═════ The input

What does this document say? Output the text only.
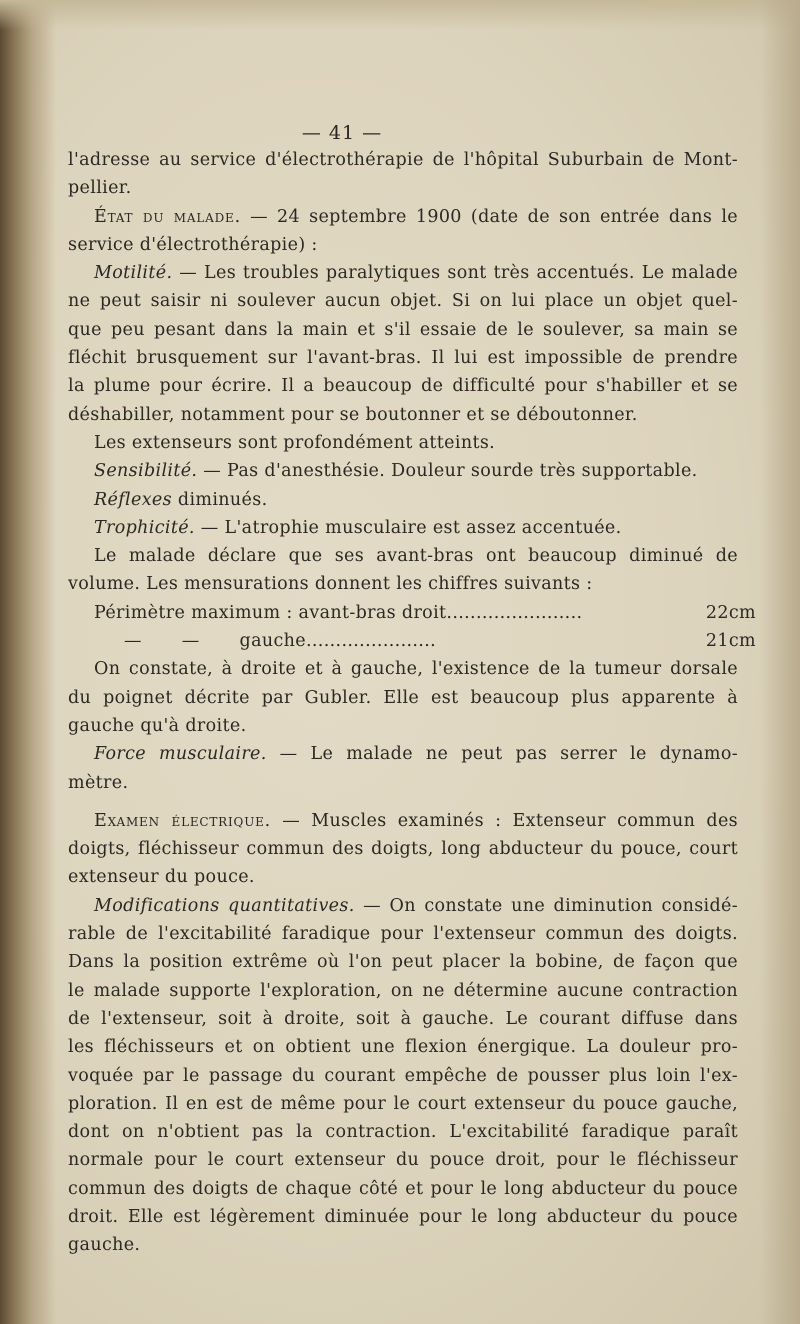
— 41 —
l'adresse au service d'électrothérapie de l'hôpital Suburbain de Mont-
pellier.
État du malade. — 24 septembre 1900 (date de son entrée dans le
service d'électrothérapie) :
Motilité. — Les troubles paralytiques sont très accentués. Le malade
ne peut saisir ni soulever aucun objet. Si on lui place un objet quel-
que peu pesant dans la main et s'il essaie de le soulever, sa main se
fléchit brusquement sur l'avant-bras. Il lui est impossible de prendre
la plume pour écrire. Il a beaucoup de difficulté pour s'habiller et se
déshabiller, notamment pour se boutonner et se déboutonner.
Les extenseurs sont profondément atteints.
Sensibilité. — Pas d'anesthésie. Douleur sourde très supportable.
Réflexes diminués.
Trophicité. — L'atrophie musculaire est assez accentuée.
Le malade déclare que ses avant-bras ont beaucoup diminué de
volume. Les mensurations donnent les chiffres suivants :
Périmètre maximum : avant-bras droit .......................	22cm
— — gauche ......................	21cm
On constate, à droite et à gauche, l'existence de la tumeur dorsale
du poignet décrite par Gubler. Elle est beaucoup plus apparente à
gauche qu'à droite.
Force musculaire. — Le malade ne peut pas serrer le dynamo-
mètre.
Examen électrique. — Muscles examinés : Extenseur commun des
doigts, fléchisseur commun des doigts, long abducteur du pouce, court
extenseur du pouce.
Modifications quantitatives. — On constate une diminution considé-
rable de l'excitabilité faradique pour l'extenseur commun des doigts.
Dans la position extrême où l'on peut placer la bobine, de façon que
le malade supporte l'exploration, on ne détermine aucune contraction
de l'extenseur, soit à droite, soit à gauche. Le courant diffuse dans
les fléchisseurs et on obtient une flexion énergique. La douleur pro-
voquée par le passage du courant empêche de pousser plus loin l'ex-
ploration. Il en est de même pour le court extenseur du pouce gauche,
dont on n'obtient pas la contraction. L'excitabilité faradique paraît
normale pour le court extenseur du pouce droit, pour le fléchisseur
commun des doigts de chaque côté et pour le long abducteur du pouce
droit. Elle est légèrement diminuée pour le long abducteur du pouce
gauche.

══════════

(Directive):
Transcribe every entry word for word, but omit the pictures.

(Exercise answer):
What does this document say? Output the text only.
— 41 —
l'adresse au service d'électrothérapie de l'hôpital Suburbain de Mont-
pellier.
État du malade. — 24 septembre 1900 (date de son entrée dans le
service d'électrothérapie) :
Motilité. — Les troubles paralytiques sont très accentués. Le malade
ne peut saisir ni soulever aucun objet. Si on lui place un objet quel-
que peu pesant dans la main et s'il essaie de le soulever, sa main se
fléchit brusquement sur l'avant-bras. Il lui est impossible de prendre
la plume pour écrire. Il a beaucoup de difficulté pour s'habiller et se
déshabiller, notamment pour se boutonner et se déboutonner.
Les extenseurs sont profondément atteints.
Sensibilité. — Pas d'anesthésie. Douleur sourde très supportable.
Réflexes diminués.
Trophicité. — L'atrophie musculaire est assez accentuée.
Le malade déclare que ses avant-bras ont beaucoup diminué de
volume. Les mensurations donnent les chiffres suivants :
Périmètre maximum : avant-bras droit .......................	22cm
— — gauche ......................	21cm
On constate, à droite et à gauche, l'existence de la tumeur dorsale
du poignet décrite par Gubler. Elle est beaucoup plus apparente à
gauche qu'à droite.
Force musculaire. — Le malade ne peut pas serrer le dynamo-
mètre.
Examen électrique. — Muscles examinés : Extenseur commun des
doigts, fléchisseur commun des doigts, long abducteur du pouce, court
extenseur du pouce.
Modifications quantitatives. — On constate une diminution considé-
rable de l'excitabilité faradique pour l'extenseur commun des doigts.
Dans la position extrême où l'on peut placer la bobine, de façon que
le malade supporte l'exploration, on ne détermine aucune contraction
de l'extenseur, soit à droite, soit à gauche. Le courant diffuse dans
les fléchisseurs et on obtient une flexion énergique. La douleur pro-
voquée par le passage du courant empêche de pousser plus loin l'ex-
ploration. Il en est de même pour le court extenseur du pouce gauche,
dont on n'obtient pas la contraction. L'excitabilité faradique paraît
normale pour le court extenseur du pouce droit, pour le fléchisseur
commun des doigts de chaque côté et pour le long abducteur du pouce
droit. Elle est légèrement diminuée pour le long abducteur du pouce
gauche.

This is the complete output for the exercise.